**Problem requirements**: Draw out every line with the word "badge" from the listing below.

**Supplied records**:
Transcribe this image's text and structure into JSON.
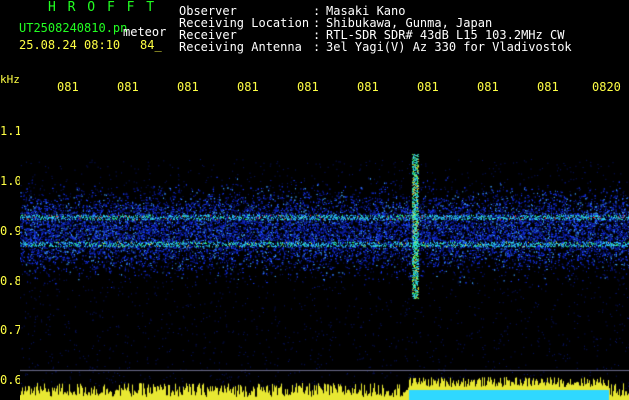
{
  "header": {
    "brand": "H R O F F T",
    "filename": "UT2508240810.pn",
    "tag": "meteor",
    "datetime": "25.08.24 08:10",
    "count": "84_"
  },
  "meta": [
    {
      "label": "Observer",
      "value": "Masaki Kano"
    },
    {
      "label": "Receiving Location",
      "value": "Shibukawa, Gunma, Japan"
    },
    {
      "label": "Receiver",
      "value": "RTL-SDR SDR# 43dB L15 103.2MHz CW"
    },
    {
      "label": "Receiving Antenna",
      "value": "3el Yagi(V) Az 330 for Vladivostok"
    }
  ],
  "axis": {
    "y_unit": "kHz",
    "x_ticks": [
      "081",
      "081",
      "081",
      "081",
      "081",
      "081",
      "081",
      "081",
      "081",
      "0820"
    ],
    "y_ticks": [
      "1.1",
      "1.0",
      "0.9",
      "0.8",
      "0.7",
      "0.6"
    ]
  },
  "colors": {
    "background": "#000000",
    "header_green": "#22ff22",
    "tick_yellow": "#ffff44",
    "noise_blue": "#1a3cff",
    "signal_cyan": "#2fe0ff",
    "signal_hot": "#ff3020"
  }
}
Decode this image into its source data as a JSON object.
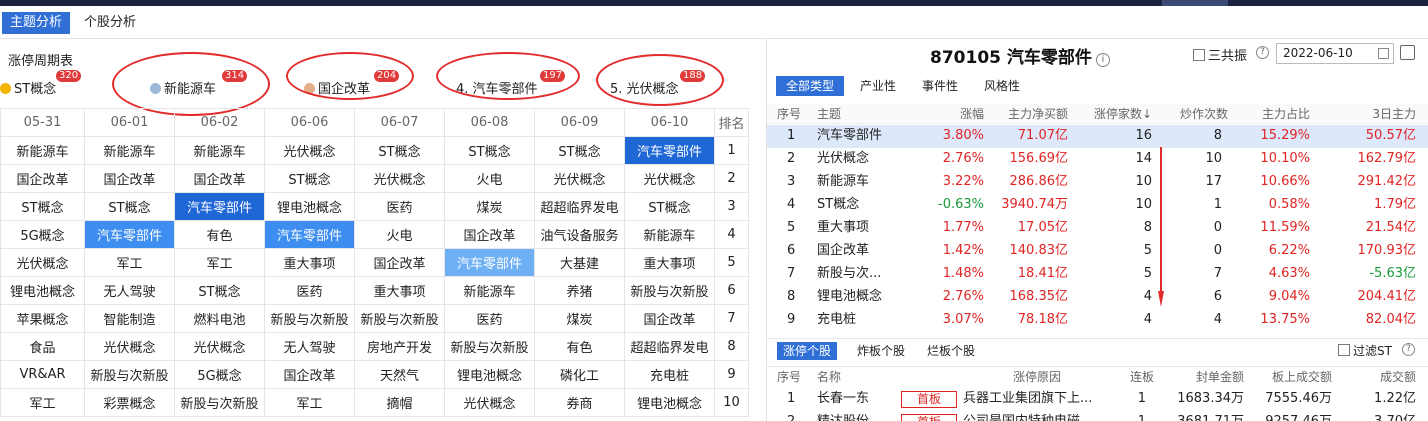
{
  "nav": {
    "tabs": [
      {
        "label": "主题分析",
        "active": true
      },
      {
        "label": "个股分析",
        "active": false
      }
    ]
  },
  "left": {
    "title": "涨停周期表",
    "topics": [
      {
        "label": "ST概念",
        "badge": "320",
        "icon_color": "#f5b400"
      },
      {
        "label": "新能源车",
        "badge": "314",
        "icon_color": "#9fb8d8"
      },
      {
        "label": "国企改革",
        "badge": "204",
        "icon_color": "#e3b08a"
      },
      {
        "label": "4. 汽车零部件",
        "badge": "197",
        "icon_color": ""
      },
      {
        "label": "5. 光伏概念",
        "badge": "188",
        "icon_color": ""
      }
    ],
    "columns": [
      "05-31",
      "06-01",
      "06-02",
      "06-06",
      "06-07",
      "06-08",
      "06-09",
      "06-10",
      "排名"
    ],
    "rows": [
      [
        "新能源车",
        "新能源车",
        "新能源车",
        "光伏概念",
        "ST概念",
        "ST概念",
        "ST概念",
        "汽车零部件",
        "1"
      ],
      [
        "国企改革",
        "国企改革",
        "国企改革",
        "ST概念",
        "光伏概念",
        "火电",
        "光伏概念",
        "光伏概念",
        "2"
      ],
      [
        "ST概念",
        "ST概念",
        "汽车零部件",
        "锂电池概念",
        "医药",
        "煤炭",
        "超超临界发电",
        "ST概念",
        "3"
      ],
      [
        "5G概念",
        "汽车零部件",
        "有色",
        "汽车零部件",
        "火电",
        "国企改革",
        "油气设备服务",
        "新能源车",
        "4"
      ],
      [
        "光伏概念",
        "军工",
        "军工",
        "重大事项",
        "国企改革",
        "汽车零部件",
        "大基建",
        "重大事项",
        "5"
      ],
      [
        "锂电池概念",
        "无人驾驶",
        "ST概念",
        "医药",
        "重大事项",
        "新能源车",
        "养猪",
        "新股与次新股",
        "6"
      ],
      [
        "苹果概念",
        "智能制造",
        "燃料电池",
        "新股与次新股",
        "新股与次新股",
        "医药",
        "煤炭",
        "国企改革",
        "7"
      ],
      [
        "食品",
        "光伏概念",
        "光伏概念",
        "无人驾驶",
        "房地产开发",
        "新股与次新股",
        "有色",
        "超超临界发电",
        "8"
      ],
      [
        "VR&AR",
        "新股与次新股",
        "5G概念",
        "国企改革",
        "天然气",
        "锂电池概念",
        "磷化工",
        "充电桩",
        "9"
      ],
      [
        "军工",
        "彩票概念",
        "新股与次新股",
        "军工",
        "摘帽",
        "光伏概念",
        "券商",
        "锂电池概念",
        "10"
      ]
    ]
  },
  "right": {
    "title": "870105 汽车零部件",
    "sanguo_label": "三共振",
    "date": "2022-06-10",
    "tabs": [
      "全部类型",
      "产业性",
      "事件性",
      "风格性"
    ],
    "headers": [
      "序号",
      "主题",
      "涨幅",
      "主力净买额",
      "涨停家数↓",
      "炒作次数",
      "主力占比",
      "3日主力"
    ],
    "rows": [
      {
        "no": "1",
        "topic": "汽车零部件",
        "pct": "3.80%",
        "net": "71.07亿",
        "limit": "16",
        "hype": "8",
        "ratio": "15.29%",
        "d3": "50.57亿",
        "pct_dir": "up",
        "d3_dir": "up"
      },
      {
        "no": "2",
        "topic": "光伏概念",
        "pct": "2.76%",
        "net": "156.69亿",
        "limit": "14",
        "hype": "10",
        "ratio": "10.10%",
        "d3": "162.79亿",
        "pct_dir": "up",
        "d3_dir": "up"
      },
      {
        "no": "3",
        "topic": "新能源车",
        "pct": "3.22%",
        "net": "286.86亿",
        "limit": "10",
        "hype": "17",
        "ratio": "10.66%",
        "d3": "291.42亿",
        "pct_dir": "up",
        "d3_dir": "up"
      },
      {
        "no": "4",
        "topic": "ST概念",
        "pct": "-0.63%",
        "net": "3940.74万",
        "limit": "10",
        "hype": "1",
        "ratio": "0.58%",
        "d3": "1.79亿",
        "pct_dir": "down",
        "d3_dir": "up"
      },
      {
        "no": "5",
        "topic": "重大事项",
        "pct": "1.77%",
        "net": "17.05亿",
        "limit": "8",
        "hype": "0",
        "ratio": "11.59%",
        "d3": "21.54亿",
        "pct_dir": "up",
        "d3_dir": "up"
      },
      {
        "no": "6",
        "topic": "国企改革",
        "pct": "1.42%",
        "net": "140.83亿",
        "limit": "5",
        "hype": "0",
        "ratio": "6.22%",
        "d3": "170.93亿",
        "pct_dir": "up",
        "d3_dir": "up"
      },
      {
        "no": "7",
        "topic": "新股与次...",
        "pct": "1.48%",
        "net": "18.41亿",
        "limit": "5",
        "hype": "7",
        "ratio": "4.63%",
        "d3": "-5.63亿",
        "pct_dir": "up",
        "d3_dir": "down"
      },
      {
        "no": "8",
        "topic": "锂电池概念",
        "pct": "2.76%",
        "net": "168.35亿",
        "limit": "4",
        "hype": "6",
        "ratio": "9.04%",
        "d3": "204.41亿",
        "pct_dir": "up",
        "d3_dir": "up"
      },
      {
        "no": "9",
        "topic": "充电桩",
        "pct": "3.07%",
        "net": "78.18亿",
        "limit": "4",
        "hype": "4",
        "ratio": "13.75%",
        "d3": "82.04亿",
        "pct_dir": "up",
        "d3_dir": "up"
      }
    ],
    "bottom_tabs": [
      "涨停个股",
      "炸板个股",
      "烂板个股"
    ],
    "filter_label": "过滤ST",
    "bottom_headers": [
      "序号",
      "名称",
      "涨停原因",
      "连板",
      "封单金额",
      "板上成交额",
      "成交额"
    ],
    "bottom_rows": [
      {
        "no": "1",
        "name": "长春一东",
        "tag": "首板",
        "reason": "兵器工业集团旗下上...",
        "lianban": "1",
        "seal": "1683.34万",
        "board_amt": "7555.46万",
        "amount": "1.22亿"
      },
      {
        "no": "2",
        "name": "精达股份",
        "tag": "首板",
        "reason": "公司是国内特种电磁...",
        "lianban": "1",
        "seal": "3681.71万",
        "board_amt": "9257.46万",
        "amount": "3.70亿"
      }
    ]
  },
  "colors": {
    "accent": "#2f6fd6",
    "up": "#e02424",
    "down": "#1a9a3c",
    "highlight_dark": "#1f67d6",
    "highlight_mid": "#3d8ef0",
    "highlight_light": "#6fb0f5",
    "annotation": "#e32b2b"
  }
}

**Answer below**:
        "badge": "320",
        "badge": "314",
        "badge": "204",
        "badge": "197",
        "badge": "188",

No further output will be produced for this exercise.